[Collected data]
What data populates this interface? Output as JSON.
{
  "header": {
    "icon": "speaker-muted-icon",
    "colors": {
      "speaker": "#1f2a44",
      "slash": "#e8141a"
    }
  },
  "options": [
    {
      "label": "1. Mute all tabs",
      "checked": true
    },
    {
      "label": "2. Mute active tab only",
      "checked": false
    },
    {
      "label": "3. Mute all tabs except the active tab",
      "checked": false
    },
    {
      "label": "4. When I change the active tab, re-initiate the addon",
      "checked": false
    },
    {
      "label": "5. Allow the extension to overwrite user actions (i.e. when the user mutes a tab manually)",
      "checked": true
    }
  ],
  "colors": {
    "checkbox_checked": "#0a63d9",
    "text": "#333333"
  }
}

__Task__: Search the data for the string "tabs" and copy each line where it appears.

__Problem solution__:
      "label": "1. Mute all tabs",
      "label": "3. Mute all tabs except the active tab",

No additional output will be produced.